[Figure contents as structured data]
━━━━━━━━━━━━━━━━━━━━

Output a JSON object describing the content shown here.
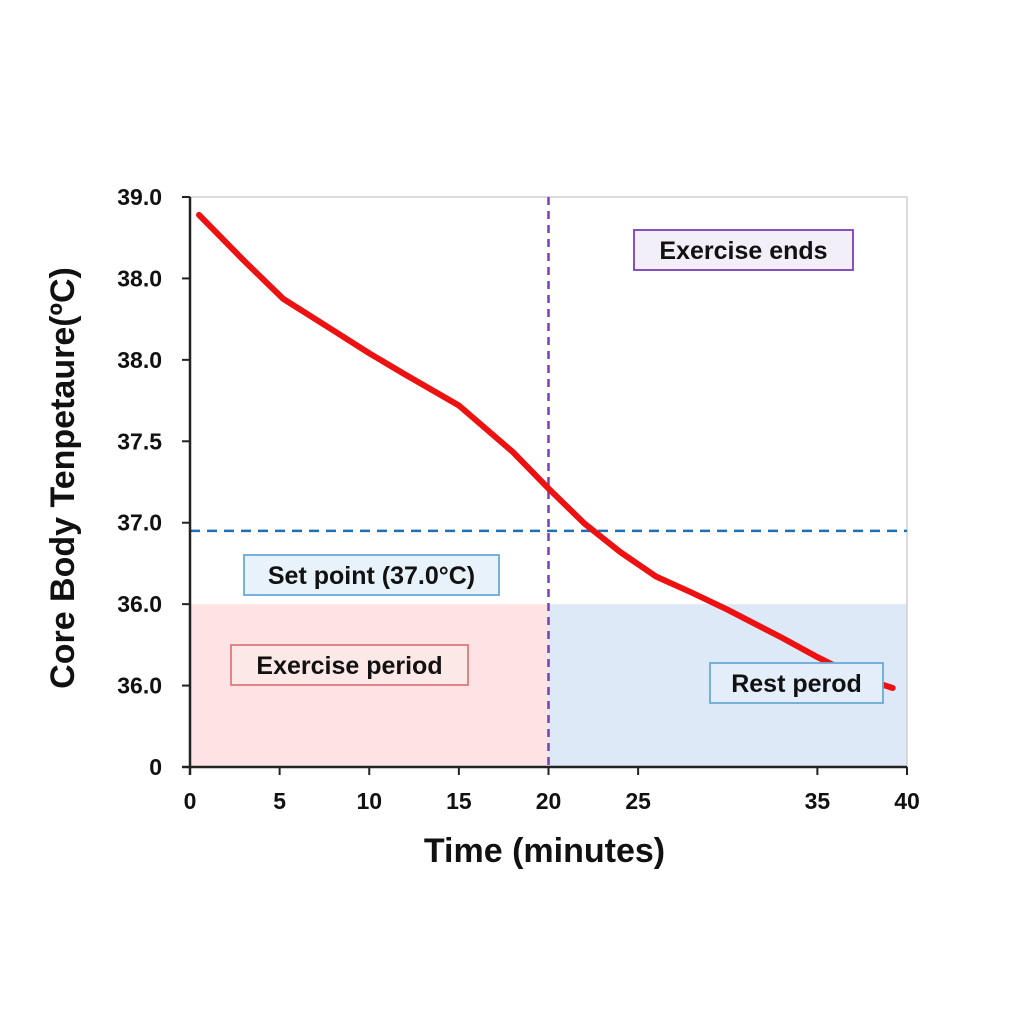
{
  "chart_data": {
    "type": "line",
    "xlabel": "Time (minutes)",
    "ylabel": "Core Body Tenpetaure(ºC)",
    "x_ticks": [
      {
        "value": 0,
        "label": "0"
      },
      {
        "value": 5,
        "label": "5"
      },
      {
        "value": 10,
        "label": "10"
      },
      {
        "value": 15,
        "label": "15"
      },
      {
        "value": 20,
        "label": "20"
      },
      {
        "value": 25,
        "label": "25"
      },
      {
        "value": 35,
        "label": "35"
      },
      {
        "value": 40,
        "label": "40"
      }
    ],
    "y_tick_labels": [
      "0",
      "36.0",
      "36.0",
      "37.0",
      "37.5",
      "38.0",
      "38.0",
      "39.0"
    ],
    "xlim": [
      0,
      40
    ],
    "ylim": [
      0,
      7
    ],
    "y_scale_note": "y values are tick-position units: 0 → '0', 7 → '39.0'",
    "series": [
      {
        "color": "#ee1111",
        "x": [
          0.5,
          3,
          5.2,
          8,
          10,
          12,
          15,
          18,
          20,
          22,
          24,
          26,
          28,
          30,
          33,
          35,
          37,
          39.2
        ],
        "y": [
          6.78,
          6.22,
          5.75,
          5.36,
          5.08,
          4.82,
          4.44,
          3.87,
          3.42,
          2.99,
          2.64,
          2.34,
          2.14,
          1.93,
          1.59,
          1.35,
          1.13,
          0.97
        ]
      }
    ],
    "reference_lines": [
      {
        "orientation": "horizontal",
        "y": 2.9,
        "color": "#1f6fb5",
        "style": "dashed"
      },
      {
        "orientation": "vertical",
        "x": 20,
        "color": "#7b3fb5",
        "style": "dashed"
      }
    ],
    "shaded_regions": [
      {
        "x_from": 0,
        "x_to": 20,
        "y_from": 0,
        "y_to": 2.0,
        "color": "#fde3e3"
      },
      {
        "x_from": 20,
        "x_to": 40,
        "y_from": 0,
        "y_to": 2.0,
        "color": "#dde9f6"
      }
    ],
    "annotations": [
      {
        "text": "Exercise ends",
        "border": "#7b3fb5",
        "fill": "#f3eff8"
      },
      {
        "text": "Set point (37.0°C)",
        "border": "#6aaad8",
        "fill": "#e8f2fb"
      },
      {
        "text": "Exercise period",
        "border": "#e07a7a",
        "fill": "#fde8e8"
      },
      {
        "text": "Rest perod",
        "border": "#6aaad8",
        "fill": "#e3eefa"
      }
    ],
    "grid": false,
    "legend": "none"
  }
}
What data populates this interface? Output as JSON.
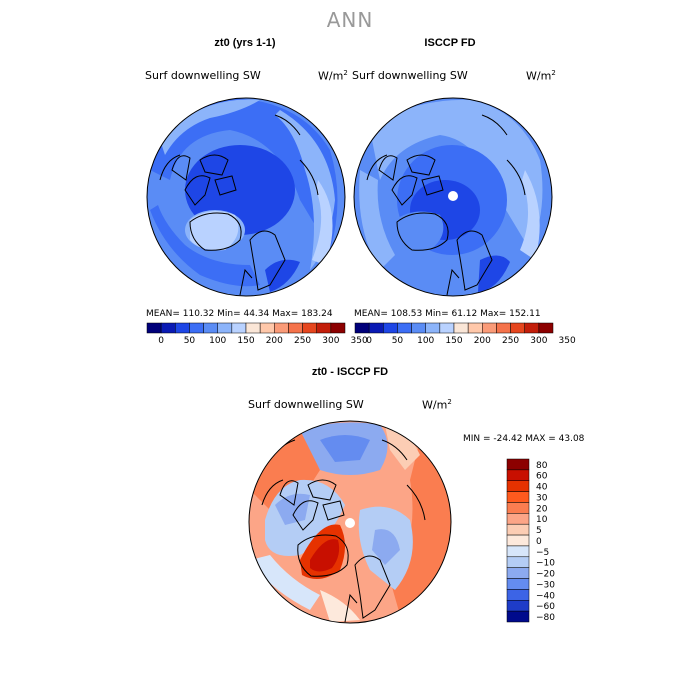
{
  "figure_title": "ANN",
  "panels": [
    {
      "title": "zt0 (yrs 1-1)",
      "variable": "Surf downwelling SW",
      "units": "W/m",
      "units_exp": "2",
      "stats": "MEAN= 110.32   Min=   44.34   Max= 183.24",
      "colorbar_labels": [
        "0",
        "50",
        "100",
        "150",
        "200",
        "250",
        "300",
        "350"
      ]
    },
    {
      "title": "ISCCP FD",
      "variable": "Surf downwelling SW",
      "units": "W/m",
      "units_exp": "2",
      "stats": "MEAN= 108.53   Min=   61.12   Max= 152.11",
      "colorbar_labels": [
        "0",
        "50",
        "100",
        "150",
        "200",
        "250",
        "300",
        "350"
      ]
    },
    {
      "title": "zt0 - ISCCP FD",
      "variable": "Surf downwelling SW",
      "units": "W/m",
      "units_exp": "2",
      "stats": "MIN = -24.42  MAX =   43.08",
      "colorbar_labels": [
        "80",
        "60",
        "40",
        "30",
        "20",
        "10",
        "5",
        "0",
        "−5",
        "−10",
        "−20",
        "−30",
        "−40",
        "−60",
        "−80"
      ]
    }
  ],
  "colors": {
    "abs_scale": [
      "#00007a",
      "#0a1ab4",
      "#1e46e6",
      "#3c6ef5",
      "#5a8cf5",
      "#8cb4fa",
      "#b9d2ff",
      "#fae6d7",
      "#ffc8aa",
      "#fa9b78",
      "#f5734b",
      "#e6461e",
      "#c31e0a",
      "#8c0000"
    ],
    "diff_scale": [
      "#8c0000",
      "#c80f00",
      "#e63200",
      "#ff5a1e",
      "#fa7d50",
      "#fca587",
      "#fccdb4",
      "#fde9dc",
      "#d7e6fa",
      "#b4cdf5",
      "#8caaf0",
      "#648cf0",
      "#3c64e6",
      "#1e3cc8",
      "#000a8c"
    ],
    "land_outline": "#000000"
  }
}
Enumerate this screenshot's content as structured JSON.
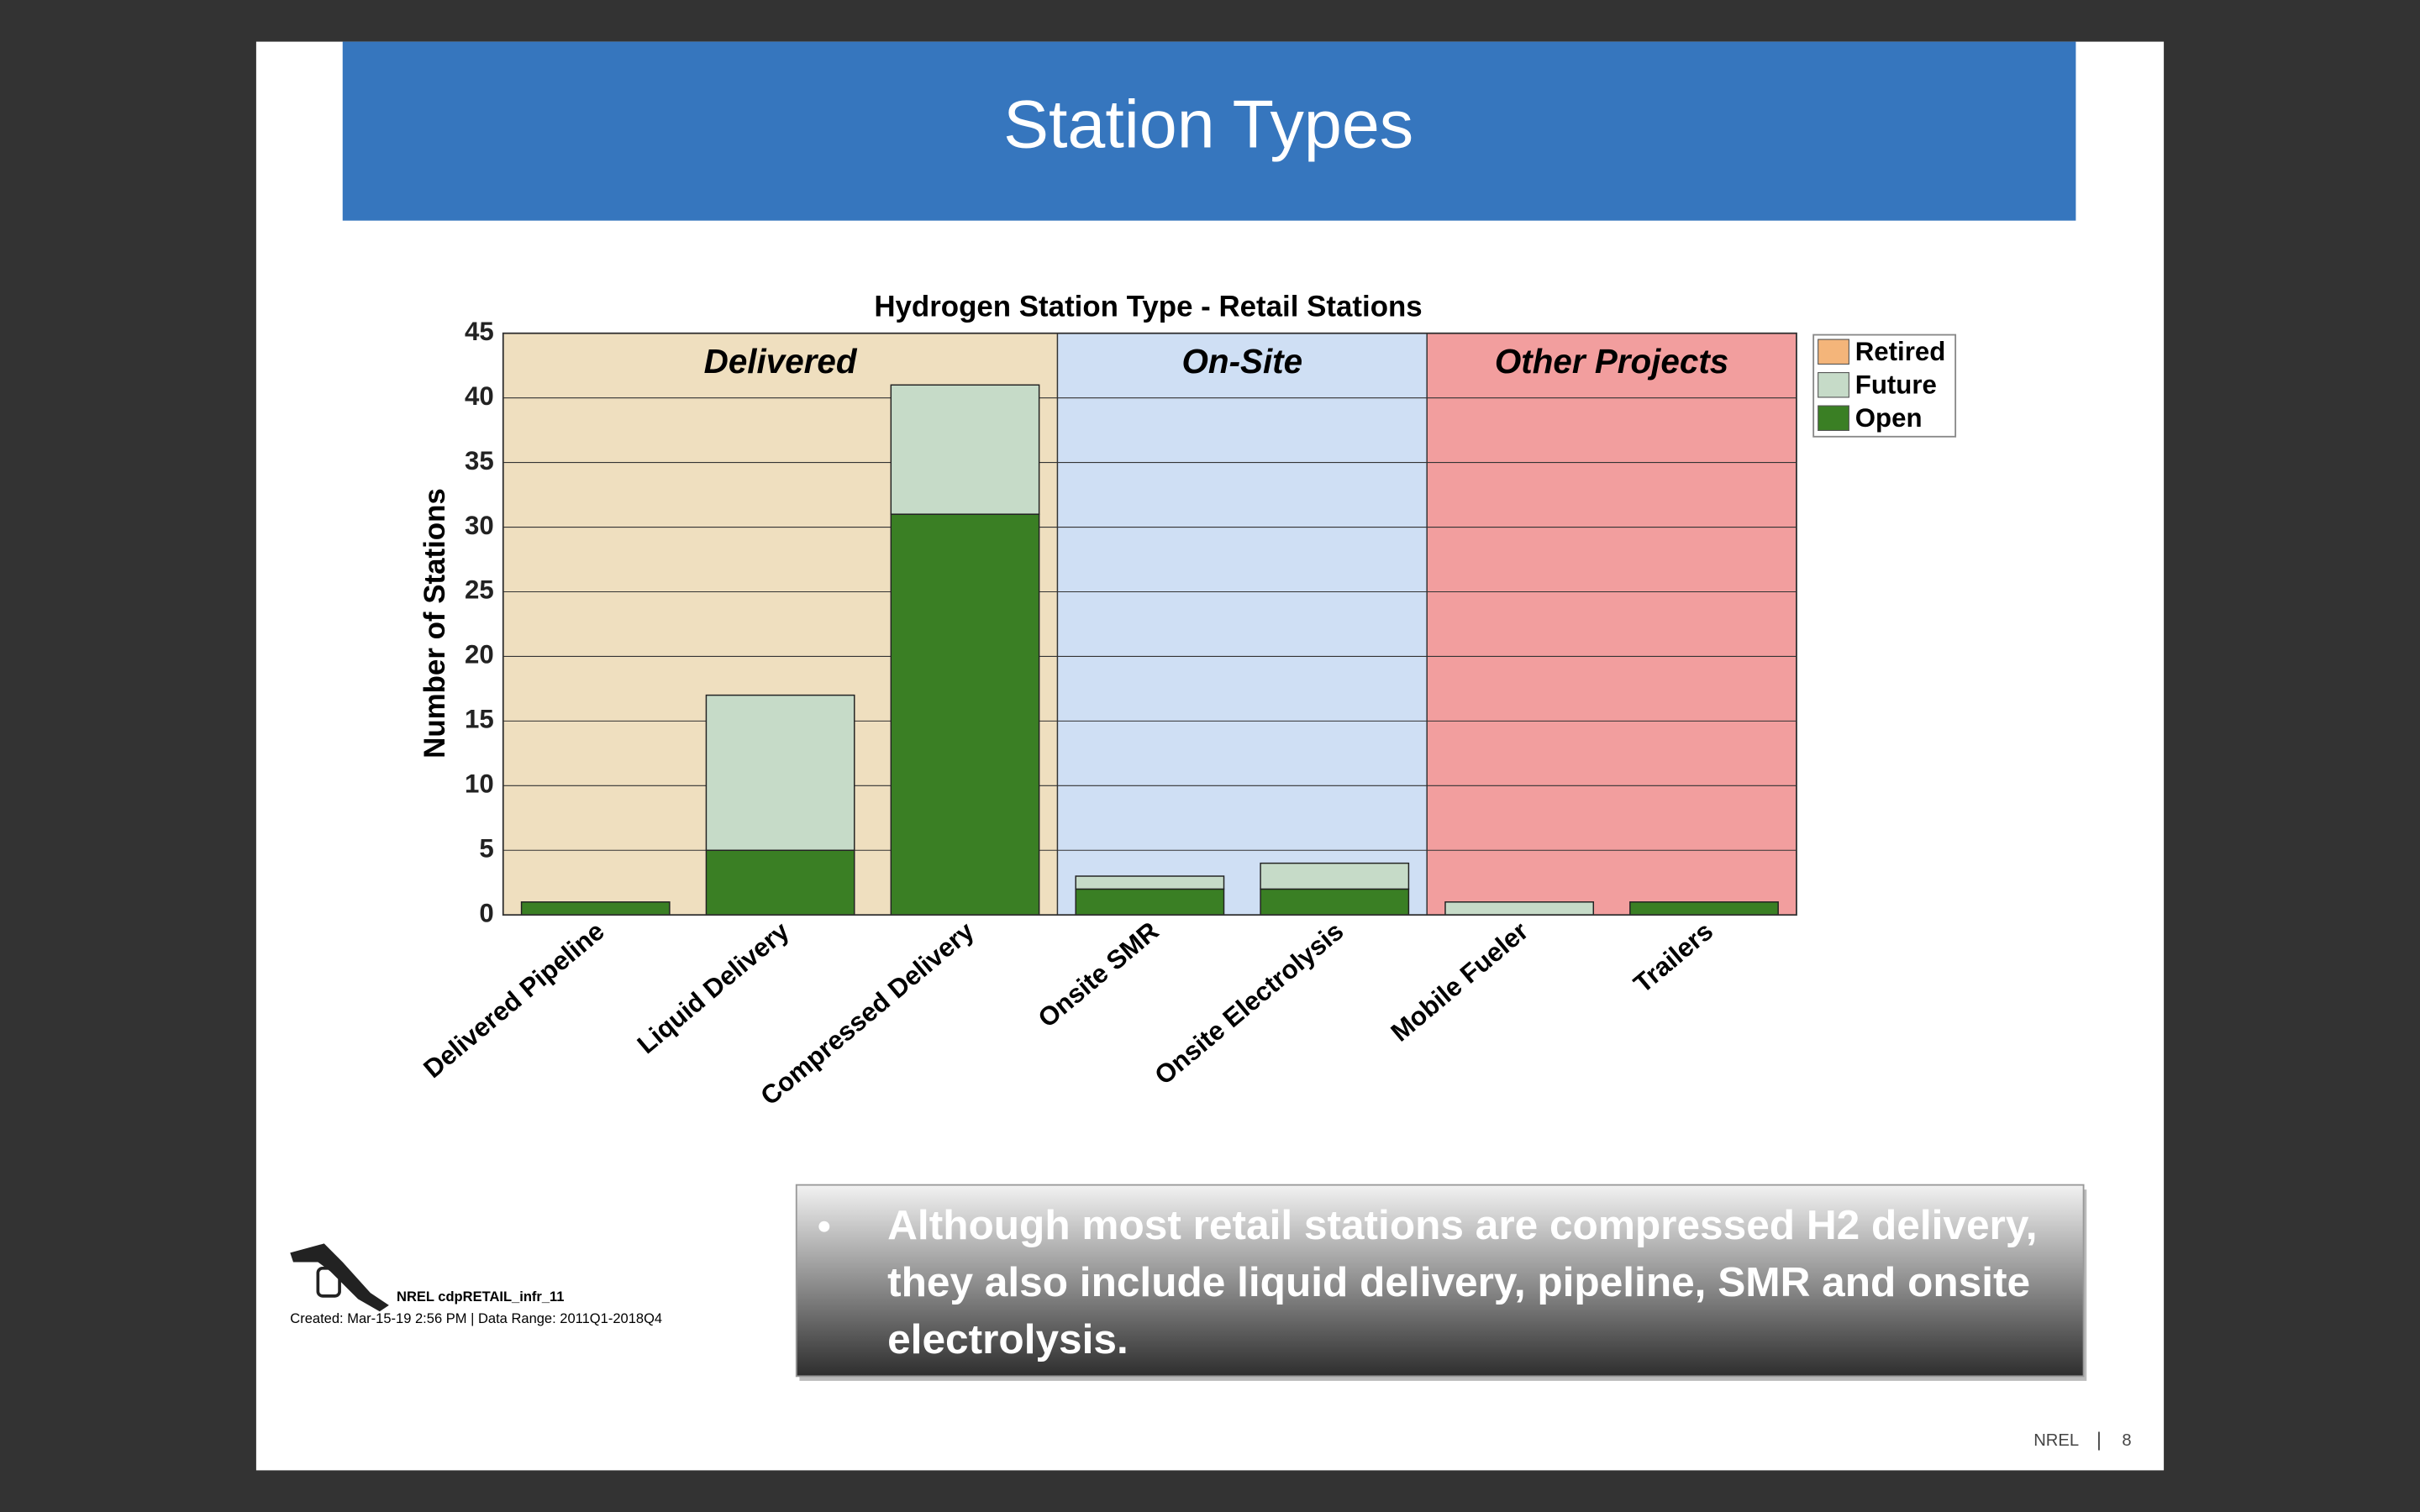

━━━━━━━━━━━━━━━━━━━━

## What needs to be done
Using the records above, gather all lines where the string "JSON" is present.

## Output
Output a JSON object describing the content shown here.
What data populates this interface? Output as JSON.
Enumerate this screenshot's content as structured JSON.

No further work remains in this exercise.